=== Exercise prompt ===
Please reproduce the data below word for word, from its very first line through the line that contains "value-text: 12500,0 [960,689,1013,707]", including both of those lines.
## start Stored records
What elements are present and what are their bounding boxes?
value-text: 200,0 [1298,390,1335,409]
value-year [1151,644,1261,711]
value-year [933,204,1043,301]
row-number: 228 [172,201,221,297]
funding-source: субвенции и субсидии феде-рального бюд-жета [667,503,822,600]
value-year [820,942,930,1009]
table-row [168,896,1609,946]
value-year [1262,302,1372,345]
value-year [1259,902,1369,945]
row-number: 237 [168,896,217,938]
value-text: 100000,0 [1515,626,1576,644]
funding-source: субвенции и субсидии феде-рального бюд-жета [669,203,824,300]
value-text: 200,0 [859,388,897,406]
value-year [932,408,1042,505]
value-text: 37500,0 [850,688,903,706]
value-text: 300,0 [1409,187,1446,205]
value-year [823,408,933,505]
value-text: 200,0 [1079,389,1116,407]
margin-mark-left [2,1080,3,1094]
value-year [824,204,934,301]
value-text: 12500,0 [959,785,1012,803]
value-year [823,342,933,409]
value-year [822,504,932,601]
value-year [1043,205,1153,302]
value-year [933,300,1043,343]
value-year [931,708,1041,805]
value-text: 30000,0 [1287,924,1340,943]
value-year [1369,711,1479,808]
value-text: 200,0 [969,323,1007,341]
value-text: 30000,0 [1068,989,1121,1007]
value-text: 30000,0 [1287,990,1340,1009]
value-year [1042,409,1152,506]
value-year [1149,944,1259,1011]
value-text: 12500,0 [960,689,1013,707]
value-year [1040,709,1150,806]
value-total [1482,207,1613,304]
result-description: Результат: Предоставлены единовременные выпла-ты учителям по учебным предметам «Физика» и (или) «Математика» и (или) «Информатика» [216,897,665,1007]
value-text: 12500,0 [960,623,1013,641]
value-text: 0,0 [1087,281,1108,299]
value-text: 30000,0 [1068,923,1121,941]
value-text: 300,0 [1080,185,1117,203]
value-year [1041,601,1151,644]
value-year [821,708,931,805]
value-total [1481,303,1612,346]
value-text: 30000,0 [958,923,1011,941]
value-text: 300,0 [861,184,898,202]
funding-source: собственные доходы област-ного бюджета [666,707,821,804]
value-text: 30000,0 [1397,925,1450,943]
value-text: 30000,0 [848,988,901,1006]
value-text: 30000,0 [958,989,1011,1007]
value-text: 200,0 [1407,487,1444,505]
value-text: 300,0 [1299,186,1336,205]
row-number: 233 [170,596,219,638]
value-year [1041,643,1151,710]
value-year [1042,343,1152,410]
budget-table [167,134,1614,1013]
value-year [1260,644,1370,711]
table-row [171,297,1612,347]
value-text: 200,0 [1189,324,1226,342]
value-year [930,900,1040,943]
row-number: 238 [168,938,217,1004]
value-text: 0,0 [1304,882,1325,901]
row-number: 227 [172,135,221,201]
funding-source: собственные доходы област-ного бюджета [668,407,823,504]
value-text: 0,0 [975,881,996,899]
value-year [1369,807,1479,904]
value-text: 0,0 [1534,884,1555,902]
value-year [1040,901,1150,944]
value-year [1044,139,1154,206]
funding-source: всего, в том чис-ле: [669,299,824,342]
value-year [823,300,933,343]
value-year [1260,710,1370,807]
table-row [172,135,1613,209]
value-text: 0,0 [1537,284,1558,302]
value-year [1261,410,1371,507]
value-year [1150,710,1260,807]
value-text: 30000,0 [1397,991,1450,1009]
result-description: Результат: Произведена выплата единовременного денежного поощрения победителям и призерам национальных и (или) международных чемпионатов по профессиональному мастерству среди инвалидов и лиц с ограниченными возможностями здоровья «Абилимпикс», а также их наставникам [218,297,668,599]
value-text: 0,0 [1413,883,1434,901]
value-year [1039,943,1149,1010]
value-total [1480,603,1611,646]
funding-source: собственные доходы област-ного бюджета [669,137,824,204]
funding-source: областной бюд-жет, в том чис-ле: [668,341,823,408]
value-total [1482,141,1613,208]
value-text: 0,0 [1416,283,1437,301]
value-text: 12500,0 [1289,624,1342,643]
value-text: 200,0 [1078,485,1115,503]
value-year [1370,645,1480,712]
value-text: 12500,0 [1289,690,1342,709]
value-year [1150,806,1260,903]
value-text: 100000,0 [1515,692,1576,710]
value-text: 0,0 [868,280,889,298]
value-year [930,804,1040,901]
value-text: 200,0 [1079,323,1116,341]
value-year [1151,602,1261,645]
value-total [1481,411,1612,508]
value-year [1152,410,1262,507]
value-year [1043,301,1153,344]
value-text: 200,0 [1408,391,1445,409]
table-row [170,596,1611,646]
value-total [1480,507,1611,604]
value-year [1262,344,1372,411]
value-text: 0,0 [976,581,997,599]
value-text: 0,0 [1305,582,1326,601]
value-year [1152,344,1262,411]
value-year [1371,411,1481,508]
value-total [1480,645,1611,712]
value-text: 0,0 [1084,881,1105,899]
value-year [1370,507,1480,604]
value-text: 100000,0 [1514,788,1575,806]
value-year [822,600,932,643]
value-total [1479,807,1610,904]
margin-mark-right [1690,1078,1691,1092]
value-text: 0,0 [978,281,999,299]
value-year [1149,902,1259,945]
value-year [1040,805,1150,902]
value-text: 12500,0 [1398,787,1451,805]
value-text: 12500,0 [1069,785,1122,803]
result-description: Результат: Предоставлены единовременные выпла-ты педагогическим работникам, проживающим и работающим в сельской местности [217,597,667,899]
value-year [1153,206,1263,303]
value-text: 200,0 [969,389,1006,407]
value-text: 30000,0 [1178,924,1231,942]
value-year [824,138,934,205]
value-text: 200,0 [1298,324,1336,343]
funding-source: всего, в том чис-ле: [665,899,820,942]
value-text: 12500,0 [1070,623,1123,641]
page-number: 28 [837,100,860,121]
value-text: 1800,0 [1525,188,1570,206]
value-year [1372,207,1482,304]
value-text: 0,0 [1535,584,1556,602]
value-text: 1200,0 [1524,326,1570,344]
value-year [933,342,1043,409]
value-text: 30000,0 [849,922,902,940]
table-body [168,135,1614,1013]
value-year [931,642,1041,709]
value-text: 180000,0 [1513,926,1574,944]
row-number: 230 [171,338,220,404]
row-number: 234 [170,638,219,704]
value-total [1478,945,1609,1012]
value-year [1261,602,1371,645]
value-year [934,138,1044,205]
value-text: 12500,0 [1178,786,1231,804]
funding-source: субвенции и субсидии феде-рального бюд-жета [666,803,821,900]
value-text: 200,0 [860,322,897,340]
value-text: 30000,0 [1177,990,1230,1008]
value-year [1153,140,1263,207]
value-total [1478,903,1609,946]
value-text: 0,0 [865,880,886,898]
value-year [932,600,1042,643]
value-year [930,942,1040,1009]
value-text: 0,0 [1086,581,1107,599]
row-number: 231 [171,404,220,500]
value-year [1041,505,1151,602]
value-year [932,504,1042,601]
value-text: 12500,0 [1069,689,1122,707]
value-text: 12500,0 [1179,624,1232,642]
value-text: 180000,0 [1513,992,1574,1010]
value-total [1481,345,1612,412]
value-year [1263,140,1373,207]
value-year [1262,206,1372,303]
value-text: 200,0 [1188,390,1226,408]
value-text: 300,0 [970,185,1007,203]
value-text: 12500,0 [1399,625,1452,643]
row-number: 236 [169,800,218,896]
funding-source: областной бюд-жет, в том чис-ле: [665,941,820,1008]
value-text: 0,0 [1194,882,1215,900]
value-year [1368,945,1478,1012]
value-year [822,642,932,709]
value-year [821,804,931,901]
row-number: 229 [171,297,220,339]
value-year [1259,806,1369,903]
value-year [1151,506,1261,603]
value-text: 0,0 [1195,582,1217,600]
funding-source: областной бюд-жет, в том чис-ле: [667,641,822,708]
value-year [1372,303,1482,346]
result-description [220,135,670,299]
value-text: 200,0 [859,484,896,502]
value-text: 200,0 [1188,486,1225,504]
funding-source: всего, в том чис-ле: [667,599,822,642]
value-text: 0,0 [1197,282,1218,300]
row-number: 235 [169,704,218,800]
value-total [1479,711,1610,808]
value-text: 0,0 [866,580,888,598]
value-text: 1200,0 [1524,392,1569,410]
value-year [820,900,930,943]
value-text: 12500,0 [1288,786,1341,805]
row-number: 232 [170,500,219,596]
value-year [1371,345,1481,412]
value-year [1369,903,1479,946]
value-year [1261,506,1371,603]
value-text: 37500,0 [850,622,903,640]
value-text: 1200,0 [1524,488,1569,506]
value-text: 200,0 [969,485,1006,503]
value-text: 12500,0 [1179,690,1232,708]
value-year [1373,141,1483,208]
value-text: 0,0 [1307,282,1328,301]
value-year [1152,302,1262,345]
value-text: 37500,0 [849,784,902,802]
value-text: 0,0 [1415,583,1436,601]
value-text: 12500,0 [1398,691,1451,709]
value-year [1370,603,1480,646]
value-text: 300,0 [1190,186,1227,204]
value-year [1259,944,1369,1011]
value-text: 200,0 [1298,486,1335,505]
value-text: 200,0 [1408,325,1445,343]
## end Stored records
=== Written answer ===
What elements are present and what are their bounding boxes?
value-text: 200,0 [1298,390,1335,409]
value-year [1151,644,1261,711]
value-year [933,204,1043,301]
row-number: 228 [172,201,221,297]
funding-source: субвенции и субсидии феде-рального бюд-жета [667,503,822,600]
value-year [820,942,930,1009]
table-row [168,896,1609,946]
value-year [1262,302,1372,345]
value-year [1259,902,1369,945]
row-number: 237 [168,896,217,938]
value-text: 100000,0 [1515,626,1576,644]
funding-source: субвенции и субсидии феде-рального бюд-жета [669,203,824,300]
value-text: 200,0 [859,388,897,406]
value-year [932,408,1042,505]
value-text: 37500,0 [850,688,903,706]
value-text: 300,0 [1409,187,1446,205]
value-year [823,408,933,505]
value-text: 200,0 [1079,389,1116,407]
margin-mark-left [2,1080,3,1094]
value-year [824,204,934,301]
value-text: 12500,0 [959,785,1012,803]
value-year [823,342,933,409]
value-year [822,504,932,601]
value-year [1043,205,1153,302]
value-year [933,300,1043,343]
value-year [931,708,1041,805]
value-text: 30000,0 [1287,924,1340,943]
value-year [1369,711,1479,808]
value-text: 200,0 [969,323,1007,341]
value-text: 30000,0 [1068,989,1121,1007]
value-text: 30000,0 [1287,990,1340,1009]
value-year [1042,409,1152,506]
value-year [1149,944,1259,1011]
value-text: 12500,0 [960,689,1013,707]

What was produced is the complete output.